Problem to work on:
What follows are records. Restate all of them word for word.

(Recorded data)
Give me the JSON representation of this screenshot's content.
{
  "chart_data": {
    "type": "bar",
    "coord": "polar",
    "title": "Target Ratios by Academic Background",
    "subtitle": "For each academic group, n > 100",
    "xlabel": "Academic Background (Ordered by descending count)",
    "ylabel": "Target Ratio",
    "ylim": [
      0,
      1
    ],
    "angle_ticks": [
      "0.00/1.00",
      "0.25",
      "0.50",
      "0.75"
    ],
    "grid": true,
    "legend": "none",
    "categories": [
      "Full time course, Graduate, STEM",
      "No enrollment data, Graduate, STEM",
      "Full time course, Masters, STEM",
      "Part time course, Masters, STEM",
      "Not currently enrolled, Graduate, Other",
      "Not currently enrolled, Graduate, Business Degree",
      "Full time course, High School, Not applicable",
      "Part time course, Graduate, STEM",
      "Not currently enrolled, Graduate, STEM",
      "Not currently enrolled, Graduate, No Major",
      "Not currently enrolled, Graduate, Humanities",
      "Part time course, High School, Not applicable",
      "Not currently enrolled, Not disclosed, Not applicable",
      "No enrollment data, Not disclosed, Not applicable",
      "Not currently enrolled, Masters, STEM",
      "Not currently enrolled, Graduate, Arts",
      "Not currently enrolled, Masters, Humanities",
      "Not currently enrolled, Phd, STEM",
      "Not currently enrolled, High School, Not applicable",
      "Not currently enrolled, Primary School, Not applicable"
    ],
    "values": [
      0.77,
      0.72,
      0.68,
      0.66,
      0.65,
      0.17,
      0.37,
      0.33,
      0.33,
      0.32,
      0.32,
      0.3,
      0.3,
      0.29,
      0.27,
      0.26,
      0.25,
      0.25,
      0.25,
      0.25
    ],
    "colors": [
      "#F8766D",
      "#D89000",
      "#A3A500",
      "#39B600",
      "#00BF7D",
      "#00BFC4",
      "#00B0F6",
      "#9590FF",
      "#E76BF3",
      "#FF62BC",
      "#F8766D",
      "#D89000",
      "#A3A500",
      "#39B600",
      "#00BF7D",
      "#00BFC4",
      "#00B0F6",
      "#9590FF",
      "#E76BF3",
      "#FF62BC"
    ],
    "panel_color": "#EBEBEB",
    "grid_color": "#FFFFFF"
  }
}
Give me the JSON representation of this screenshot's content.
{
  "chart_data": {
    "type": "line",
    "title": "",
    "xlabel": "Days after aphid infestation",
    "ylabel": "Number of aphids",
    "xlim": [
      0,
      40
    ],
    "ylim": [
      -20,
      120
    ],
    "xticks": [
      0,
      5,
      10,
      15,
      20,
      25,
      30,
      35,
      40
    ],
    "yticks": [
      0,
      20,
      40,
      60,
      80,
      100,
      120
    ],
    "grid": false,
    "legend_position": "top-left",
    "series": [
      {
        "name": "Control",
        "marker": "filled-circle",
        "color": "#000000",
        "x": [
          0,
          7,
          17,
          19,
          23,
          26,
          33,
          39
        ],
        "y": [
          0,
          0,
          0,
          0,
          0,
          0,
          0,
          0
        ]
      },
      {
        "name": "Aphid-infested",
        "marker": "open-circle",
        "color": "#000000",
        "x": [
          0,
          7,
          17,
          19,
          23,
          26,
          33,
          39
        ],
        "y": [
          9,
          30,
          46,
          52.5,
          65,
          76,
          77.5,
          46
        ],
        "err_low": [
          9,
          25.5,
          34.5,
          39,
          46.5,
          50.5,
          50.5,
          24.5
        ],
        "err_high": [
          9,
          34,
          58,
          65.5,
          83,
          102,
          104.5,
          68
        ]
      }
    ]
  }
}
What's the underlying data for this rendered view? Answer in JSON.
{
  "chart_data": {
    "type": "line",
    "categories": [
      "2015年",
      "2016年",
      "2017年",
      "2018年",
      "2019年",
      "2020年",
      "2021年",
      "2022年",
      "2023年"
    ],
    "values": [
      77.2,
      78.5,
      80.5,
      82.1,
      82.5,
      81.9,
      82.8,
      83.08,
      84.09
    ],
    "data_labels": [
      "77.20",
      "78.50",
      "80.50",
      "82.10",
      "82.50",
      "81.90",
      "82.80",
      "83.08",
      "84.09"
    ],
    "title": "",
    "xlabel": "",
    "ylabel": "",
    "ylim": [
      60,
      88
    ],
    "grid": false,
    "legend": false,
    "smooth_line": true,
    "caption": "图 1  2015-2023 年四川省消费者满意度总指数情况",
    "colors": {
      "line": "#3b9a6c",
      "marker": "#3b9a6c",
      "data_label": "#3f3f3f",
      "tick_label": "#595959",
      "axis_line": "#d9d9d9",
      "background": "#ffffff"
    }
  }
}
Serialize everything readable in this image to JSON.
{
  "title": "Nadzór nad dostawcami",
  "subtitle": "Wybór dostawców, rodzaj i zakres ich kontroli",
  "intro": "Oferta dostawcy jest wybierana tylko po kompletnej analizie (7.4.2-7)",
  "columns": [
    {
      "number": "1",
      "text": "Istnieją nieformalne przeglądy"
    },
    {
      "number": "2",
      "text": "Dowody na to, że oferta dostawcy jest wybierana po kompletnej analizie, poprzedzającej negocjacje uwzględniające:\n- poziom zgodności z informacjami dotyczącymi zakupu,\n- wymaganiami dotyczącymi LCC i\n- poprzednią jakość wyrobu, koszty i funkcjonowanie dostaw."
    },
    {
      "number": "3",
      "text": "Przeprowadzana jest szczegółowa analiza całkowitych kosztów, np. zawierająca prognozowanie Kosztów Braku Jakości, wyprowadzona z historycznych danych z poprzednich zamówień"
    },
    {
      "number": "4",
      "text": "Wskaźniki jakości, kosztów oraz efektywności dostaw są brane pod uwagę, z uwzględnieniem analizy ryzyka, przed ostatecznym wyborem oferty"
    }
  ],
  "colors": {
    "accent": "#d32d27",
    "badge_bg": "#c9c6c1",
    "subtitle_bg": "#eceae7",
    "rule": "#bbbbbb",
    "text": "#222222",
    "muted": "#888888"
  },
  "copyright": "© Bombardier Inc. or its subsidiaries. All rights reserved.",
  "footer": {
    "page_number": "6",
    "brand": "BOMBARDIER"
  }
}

Full answer:
Give me the JSON representation of this screenshot's content.
{
  "chart_data": {
    "type": "bar",
    "coord": "polar",
    "title": "Target Ratios by Academic Background",
    "subtitle": "For each academic group, n > 100",
    "xlabel": "Academic Background (Ordered by descending count)",
    "ylabel": "Target Ratio",
    "ylim": [
      0,
      1
    ],
    "angle_ticks": [
      "0.00/1.00",
      "0.25",
      "0.50",
      "0.75"
    ],
    "grid": true,
    "legend": "none",
    "categories": [
      "Full time course, Graduate, STEM",
      "No enrollment data, Graduate, STEM",
      "Full time course, Masters, STEM",
      "Part time course, Masters, STEM",
      "Not currently enrolled, Graduate, Other",
      "Not currently enrolled, Graduate, Business Degree",
      "Full time course, High School, Not applicable",
      "Part time course, Graduate, STEM",
      "Not currently enrolled, Graduate, STEM",
      "Not currently enrolled, Graduate, No Major",
      "Not currently enrolled, Graduate, Humanities",
      "Part time course, High School, Not applicable",
      "Not currently enrolled, Not disclosed, Not applicable",
      "No enrollment data, Not disclosed, Not applicable",
      "Not currently enrolled, Masters, STEM",
      "Not currently enrolled, Graduate, Arts",
      "Not currently enrolled, Masters, Humanities",
      "Not currently enrolled, Phd, STEM",
      "Not currently enrolled, High School, Not applicable",
      "Not currently enrolled, Primary School, Not applicable"
    ],
    "values": [
      0.77,
      0.72,
      0.68,
      0.66,
      0.65,
      0.17,
      0.37,
      0.33,
      0.33,
      0.32,
      0.32,
      0.3,
      0.3,
      0.29,
      0.27,
      0.26,
      0.25,
      0.25,
      0.25,
      0.25
    ],
    "colors": [
      "#F8766D",
      "#D89000",
      "#A3A500",
      "#39B600",
      "#00BF7D",
      "#00BFC4",
      "#00B0F6",
      "#9590FF",
      "#E76BF3",
      "#FF62BC",
      "#F8766D",
      "#D89000",
      "#A3A500",
      "#39B600",
      "#00BF7D",
      "#00BFC4",
      "#00B0F6",
      "#9590FF",
      "#E76BF3",
      "#FF62BC"
    ],
    "panel_color": "#EBEBEB",
    "grid_color": "#FFFFFF"
  }
}
Give me the JSON representation of this screenshot's content.
{
  "chart_data": {
    "type": "line",
    "title": "",
    "xlabel": "Days after aphid infestation",
    "ylabel": "Number of aphids",
    "xlim": [
      0,
      40
    ],
    "ylim": [
      -20,
      120
    ],
    "xticks": [
      0,
      5,
      10,
      15,
      20,
      25,
      30,
      35,
      40
    ],
    "yticks": [
      0,
      20,
      40,
      60,
      80,
      100,
      120
    ],
    "grid": false,
    "legend_position": "top-left",
    "series": [
      {
        "name": "Control",
        "marker": "filled-circle",
        "color": "#000000",
        "x": [
          0,
          7,
          17,
          19,
          23,
          26,
          33,
          39
        ],
        "y": [
          0,
          0,
          0,
          0,
          0,
          0,
          0,
          0
        ]
      },
      {
        "name": "Aphid-infested",
        "marker": "open-circle",
        "color": "#000000",
        "x": [
          0,
          7,
          17,
          19,
          23,
          26,
          33,
          39
        ],
        "y": [
          9,
          30,
          46,
          52.5,
          65,
          76,
          77.5,
          46
        ],
        "err_low": [
          9,
          25.5,
          34.5,
          39,
          46.5,
          50.5,
          50.5,
          24.5
        ],
        "err_high": [
          9,
          34,
          58,
          65.5,
          83,
          102,
          104.5,
          68
        ]
      }
    ]
  }
}
What's the underlying data for this rendered view? Answer in JSON.
{
  "chart_data": {
    "type": "line",
    "categories": [
      "2015年",
      "2016年",
      "2017年",
      "2018年",
      "2019年",
      "2020年",
      "2021年",
      "2022年",
      "2023年"
    ],
    "values": [
      77.2,
      78.5,
      80.5,
      82.1,
      82.5,
      81.9,
      82.8,
      83.08,
      84.09
    ],
    "data_labels": [
      "77.20",
      "78.50",
      "80.50",
      "82.10",
      "82.50",
      "81.90",
      "82.80",
      "83.08",
      "84.09"
    ],
    "title": "",
    "xlabel": "",
    "ylabel": "",
    "ylim": [
      60,
      88
    ],
    "grid": false,
    "legend": false,
    "smooth_line": true,
    "caption": "图 1  2015-2023 年四川省消费者满意度总指数情况",
    "colors": {
      "line": "#3b9a6c",
      "marker": "#3b9a6c",
      "data_label": "#3f3f3f",
      "tick_label": "#595959",
      "axis_line": "#d9d9d9",
      "background": "#ffffff"
    }
  }
}
Serialize everything readable in this image to JSON.
{
  "title": "Nadzór nad dostawcami",
  "subtitle": "Wybór dostawców, rodzaj i zakres ich kontroli",
  "intro": "Oferta dostawcy jest wybierana tylko po kompletnej analizie (7.4.2-7)",
  "columns": [
    {
      "number": "1",
      "text": "Istnieją nieformalne przeglądy"
    },
    {
      "number": "2",
      "text": "Dowody na to, że oferta dostawcy jest wybierana po kompletnej analizie, poprzedzającej negocjacje uwzględniające:\n- poziom zgodności z informacjami dotyczącymi zakupu,\n- wymaganiami dotyczącymi LCC i\n- poprzednią jakość wyrobu, koszty i funkcjonowanie dostaw."
    },
    {
      "number": "3",
      "text": "Przeprowadzana jest szczegółowa analiza całkowitych kosztów, np. zawierająca prognozowanie Kosztów Braku Jakości, wyprowadzona z historycznych danych z poprzednich zamówień"
    },
    {
      "number": "4",
      "text": "Wskaźniki jakości, kosztów oraz efektywności dostaw są brane pod uwagę, z uwzględnieniem analizy ryzyka, przed ostatecznym wyborem oferty"
    }
  ],
  "colors": {
    "accent": "#d32d27",
    "badge_bg": "#c9c6c1",
    "subtitle_bg": "#eceae7",
    "rule": "#bbbbbb",
    "text": "#222222",
    "muted": "#888888"
  },
  "copyright": "© Bombardier Inc. or its subsidiaries. All rights reserved.",
  "footer": {
    "page_number": "6",
    "brand": "BOMBARDIER"
  }
}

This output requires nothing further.